### Problem statement
Determine how many lines of the data below contain "SPECIFIC", then give only that number.

——————

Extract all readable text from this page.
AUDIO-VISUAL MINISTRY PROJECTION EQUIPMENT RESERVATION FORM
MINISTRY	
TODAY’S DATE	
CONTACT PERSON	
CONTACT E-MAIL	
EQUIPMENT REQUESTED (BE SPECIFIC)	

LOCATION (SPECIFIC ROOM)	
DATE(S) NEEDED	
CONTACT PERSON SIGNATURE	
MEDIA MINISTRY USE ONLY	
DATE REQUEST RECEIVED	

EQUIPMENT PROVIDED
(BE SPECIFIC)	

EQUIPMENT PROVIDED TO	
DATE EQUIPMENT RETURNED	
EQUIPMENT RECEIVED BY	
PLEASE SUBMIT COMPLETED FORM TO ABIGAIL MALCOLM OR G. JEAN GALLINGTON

——————

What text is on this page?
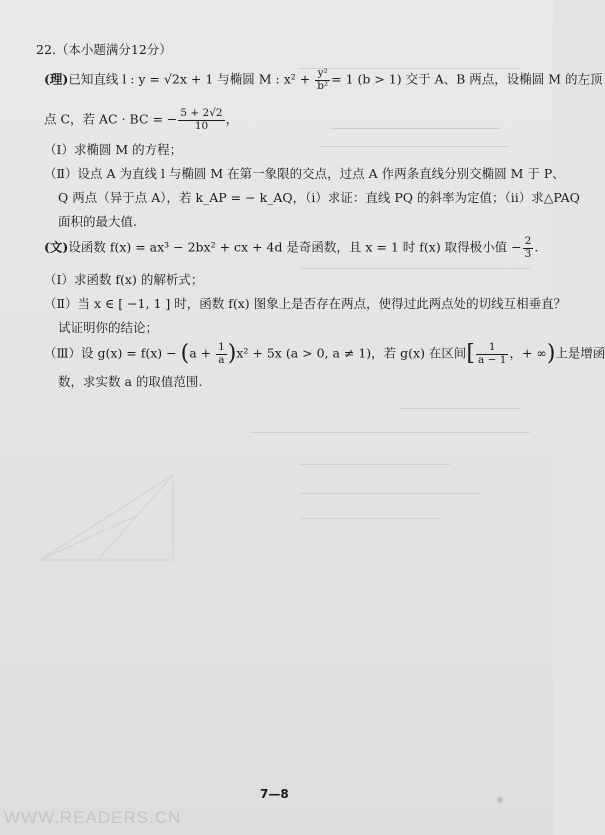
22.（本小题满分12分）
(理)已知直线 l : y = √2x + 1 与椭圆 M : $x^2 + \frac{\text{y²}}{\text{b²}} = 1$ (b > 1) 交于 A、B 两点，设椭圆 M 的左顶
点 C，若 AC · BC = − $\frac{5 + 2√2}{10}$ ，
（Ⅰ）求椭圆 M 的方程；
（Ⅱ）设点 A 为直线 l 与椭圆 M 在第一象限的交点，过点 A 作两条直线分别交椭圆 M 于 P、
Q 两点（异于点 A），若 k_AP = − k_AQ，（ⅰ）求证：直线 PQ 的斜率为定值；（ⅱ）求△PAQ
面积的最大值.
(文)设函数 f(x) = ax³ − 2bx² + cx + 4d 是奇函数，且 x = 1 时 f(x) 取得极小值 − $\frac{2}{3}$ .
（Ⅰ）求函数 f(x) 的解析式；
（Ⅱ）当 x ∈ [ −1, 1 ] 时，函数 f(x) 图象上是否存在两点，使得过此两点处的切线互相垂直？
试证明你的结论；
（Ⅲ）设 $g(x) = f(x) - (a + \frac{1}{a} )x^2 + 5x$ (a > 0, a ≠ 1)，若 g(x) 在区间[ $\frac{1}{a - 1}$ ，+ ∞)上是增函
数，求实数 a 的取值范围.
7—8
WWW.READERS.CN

——————

### Solution to this task
3